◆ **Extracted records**
>> BEGIN
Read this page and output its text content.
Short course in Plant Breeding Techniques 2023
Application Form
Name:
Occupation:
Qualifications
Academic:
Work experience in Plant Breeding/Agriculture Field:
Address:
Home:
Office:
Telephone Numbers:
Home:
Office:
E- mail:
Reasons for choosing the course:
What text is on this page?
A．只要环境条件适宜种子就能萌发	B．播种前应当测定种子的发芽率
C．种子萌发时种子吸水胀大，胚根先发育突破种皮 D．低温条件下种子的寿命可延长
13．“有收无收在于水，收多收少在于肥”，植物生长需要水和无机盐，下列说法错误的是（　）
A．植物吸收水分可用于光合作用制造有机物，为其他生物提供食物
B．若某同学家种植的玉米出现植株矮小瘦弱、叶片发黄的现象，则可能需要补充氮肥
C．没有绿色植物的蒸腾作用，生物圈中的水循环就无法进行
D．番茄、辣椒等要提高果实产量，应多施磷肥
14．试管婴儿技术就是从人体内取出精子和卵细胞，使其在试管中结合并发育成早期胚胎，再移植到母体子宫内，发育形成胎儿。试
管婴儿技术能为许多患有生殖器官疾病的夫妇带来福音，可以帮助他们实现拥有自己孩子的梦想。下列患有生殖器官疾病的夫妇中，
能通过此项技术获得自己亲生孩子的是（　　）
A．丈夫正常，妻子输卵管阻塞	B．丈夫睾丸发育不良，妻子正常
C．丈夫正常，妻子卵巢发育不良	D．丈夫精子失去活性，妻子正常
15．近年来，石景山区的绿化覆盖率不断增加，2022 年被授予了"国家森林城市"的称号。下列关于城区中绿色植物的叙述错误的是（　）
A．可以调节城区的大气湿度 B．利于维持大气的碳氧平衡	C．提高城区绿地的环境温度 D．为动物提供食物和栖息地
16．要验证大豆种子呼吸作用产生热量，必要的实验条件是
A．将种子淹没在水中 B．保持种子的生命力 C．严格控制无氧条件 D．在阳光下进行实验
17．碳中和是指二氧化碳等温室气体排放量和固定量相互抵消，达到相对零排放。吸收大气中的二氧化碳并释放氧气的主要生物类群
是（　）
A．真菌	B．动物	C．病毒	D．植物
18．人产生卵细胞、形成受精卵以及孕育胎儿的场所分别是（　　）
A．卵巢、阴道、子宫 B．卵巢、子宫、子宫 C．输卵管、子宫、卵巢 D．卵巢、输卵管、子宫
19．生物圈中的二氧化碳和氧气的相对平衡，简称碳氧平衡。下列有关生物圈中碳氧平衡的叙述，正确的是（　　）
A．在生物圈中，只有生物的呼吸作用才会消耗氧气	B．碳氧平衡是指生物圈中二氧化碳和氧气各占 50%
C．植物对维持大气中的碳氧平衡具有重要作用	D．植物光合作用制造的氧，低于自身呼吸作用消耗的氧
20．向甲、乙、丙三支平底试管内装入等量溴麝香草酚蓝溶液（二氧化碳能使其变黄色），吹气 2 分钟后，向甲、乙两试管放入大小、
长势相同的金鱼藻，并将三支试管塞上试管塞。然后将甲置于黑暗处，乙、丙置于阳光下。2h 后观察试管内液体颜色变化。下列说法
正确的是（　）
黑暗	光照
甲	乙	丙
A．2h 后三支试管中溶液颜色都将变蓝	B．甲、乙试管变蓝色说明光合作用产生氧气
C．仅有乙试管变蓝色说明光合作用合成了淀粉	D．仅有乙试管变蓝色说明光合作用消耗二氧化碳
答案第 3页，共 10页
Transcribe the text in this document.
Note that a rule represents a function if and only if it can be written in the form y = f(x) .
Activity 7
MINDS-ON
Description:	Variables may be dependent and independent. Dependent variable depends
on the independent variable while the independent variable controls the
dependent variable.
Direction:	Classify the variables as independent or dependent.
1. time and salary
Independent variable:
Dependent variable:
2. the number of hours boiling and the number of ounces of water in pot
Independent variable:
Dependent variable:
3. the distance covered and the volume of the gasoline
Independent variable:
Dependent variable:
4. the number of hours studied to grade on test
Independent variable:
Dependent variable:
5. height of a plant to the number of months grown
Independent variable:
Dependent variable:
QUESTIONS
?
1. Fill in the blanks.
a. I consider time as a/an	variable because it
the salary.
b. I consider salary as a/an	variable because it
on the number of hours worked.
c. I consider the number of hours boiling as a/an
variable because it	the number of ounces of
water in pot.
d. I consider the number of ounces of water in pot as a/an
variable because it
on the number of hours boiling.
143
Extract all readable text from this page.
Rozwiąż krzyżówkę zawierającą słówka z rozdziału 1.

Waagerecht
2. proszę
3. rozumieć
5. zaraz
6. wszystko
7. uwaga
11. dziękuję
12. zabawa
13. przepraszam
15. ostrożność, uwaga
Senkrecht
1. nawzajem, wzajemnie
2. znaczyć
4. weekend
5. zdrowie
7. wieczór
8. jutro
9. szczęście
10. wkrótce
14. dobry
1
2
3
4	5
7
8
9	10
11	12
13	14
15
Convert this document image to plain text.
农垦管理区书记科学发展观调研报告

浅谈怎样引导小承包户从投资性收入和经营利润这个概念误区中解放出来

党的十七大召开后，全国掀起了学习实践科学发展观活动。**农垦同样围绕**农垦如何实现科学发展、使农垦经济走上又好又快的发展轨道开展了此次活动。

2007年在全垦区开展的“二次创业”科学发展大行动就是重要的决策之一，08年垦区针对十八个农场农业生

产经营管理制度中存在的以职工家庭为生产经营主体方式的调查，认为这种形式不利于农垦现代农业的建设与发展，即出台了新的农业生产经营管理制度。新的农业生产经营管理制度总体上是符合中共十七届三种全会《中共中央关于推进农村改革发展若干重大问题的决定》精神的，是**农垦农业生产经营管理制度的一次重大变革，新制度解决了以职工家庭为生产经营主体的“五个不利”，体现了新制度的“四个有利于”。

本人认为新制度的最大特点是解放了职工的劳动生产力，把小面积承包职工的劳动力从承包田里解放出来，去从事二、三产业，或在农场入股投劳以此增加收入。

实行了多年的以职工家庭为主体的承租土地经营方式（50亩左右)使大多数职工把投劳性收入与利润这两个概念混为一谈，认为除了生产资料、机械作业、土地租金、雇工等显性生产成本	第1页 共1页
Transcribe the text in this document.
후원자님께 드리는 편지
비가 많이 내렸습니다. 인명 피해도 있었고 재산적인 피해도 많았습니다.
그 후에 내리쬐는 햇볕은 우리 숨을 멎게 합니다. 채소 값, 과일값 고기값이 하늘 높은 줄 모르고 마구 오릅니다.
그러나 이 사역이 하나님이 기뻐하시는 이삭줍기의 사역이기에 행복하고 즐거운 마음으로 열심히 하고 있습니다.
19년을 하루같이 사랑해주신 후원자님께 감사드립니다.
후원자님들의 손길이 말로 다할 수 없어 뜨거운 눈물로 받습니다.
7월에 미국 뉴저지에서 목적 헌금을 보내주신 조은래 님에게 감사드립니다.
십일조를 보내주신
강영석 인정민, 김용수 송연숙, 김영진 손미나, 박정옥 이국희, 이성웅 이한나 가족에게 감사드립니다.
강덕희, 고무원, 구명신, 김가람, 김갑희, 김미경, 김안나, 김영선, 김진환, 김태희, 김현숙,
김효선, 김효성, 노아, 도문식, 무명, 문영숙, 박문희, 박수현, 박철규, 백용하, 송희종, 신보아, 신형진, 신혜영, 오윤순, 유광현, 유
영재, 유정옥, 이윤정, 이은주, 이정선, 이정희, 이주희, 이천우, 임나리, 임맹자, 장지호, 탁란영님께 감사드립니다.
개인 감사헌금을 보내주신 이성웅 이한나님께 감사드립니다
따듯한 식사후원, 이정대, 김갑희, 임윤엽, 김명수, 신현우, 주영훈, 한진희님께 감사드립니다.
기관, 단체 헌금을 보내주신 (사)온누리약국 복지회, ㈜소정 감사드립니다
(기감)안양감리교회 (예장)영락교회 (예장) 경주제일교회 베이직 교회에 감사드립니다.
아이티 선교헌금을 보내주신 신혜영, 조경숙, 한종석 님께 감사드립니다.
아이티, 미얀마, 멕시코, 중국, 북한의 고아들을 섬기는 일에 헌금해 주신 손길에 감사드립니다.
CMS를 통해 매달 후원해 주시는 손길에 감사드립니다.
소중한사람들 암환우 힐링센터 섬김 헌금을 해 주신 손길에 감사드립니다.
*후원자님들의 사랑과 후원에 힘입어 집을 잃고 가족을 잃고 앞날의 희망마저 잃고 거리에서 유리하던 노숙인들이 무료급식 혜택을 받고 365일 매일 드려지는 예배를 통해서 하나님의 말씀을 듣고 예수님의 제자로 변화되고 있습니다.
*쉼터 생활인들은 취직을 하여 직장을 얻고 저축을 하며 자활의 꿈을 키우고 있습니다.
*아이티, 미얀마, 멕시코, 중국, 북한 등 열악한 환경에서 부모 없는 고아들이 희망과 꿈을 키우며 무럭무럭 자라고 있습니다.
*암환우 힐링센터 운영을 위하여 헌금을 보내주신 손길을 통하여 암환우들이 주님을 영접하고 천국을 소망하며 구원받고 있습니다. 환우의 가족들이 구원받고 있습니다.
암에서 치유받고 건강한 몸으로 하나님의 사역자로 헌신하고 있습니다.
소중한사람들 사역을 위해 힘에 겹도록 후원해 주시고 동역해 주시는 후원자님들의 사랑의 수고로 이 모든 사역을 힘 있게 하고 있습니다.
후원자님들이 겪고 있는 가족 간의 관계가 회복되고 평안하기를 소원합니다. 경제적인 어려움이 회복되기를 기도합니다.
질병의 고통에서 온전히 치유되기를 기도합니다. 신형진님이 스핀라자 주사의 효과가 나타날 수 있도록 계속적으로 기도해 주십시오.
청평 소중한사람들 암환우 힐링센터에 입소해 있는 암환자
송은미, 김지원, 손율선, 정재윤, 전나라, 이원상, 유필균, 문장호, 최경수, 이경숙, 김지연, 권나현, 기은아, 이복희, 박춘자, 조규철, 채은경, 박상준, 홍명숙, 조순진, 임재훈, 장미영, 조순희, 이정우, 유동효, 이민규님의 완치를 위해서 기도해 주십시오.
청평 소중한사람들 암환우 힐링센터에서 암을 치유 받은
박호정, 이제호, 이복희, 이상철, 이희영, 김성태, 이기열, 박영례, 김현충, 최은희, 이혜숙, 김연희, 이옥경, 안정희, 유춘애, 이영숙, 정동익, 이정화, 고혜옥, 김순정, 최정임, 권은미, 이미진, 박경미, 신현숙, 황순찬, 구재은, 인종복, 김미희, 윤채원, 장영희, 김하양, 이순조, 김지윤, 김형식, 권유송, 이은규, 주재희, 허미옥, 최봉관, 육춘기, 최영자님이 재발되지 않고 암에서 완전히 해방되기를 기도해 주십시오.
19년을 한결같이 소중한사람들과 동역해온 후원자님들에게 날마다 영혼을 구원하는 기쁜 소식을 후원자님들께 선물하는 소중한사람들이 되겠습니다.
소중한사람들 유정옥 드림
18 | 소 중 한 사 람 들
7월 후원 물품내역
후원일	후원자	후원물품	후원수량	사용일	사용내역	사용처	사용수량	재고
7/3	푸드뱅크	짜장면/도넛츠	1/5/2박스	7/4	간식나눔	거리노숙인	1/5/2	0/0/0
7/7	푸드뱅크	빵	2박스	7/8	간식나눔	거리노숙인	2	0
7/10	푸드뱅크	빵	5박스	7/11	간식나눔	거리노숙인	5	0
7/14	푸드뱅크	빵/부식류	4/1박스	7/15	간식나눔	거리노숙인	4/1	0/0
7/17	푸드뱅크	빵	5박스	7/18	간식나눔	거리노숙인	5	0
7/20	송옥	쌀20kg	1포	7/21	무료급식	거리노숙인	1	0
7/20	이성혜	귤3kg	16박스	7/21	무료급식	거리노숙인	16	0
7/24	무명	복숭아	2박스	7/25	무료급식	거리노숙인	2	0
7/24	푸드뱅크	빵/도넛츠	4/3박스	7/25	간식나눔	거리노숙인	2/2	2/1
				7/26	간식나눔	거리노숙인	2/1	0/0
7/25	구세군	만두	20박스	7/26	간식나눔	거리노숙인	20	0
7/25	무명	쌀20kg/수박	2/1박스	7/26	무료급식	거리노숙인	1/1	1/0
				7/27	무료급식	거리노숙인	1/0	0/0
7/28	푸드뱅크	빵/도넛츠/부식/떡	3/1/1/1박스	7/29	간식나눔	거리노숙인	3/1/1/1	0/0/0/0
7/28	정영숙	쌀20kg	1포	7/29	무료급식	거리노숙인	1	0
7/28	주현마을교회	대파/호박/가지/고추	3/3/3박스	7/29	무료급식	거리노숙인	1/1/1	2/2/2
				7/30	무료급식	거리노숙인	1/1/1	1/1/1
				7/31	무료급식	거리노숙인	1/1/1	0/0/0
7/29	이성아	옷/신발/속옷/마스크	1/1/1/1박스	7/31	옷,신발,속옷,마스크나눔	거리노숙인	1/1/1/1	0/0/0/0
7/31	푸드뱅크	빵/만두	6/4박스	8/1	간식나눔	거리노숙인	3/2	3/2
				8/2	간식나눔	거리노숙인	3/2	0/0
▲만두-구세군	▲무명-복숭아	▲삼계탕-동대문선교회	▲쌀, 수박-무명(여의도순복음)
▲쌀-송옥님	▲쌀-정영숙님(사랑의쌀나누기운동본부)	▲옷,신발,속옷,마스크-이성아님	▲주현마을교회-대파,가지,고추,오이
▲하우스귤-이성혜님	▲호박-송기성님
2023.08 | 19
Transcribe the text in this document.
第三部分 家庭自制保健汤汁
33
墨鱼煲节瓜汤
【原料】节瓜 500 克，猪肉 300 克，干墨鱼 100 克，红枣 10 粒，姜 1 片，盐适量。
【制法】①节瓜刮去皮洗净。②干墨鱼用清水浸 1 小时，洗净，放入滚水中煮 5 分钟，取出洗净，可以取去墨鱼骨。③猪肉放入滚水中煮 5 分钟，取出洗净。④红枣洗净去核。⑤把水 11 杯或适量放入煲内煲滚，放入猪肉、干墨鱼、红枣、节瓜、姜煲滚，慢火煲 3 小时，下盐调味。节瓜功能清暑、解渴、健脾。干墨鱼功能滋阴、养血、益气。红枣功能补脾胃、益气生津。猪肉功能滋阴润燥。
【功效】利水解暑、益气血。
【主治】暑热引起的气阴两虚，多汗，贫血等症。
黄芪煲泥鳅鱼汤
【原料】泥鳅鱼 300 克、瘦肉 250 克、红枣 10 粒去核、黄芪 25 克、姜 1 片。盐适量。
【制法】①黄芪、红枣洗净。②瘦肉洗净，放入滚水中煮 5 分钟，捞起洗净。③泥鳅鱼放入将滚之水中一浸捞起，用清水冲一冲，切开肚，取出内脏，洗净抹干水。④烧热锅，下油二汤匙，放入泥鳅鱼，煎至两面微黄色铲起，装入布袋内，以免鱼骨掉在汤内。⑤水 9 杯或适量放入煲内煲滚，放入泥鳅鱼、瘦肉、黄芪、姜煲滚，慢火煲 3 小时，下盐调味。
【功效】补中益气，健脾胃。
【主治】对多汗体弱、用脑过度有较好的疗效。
>> END
◆ **TASK TO CARRY OUT**
Return each line among the entries that holds the word "salary".

◆ **CORRECT ANSWER**
1. time and salary
the salary.
b. I consider salary as a/an	variable because it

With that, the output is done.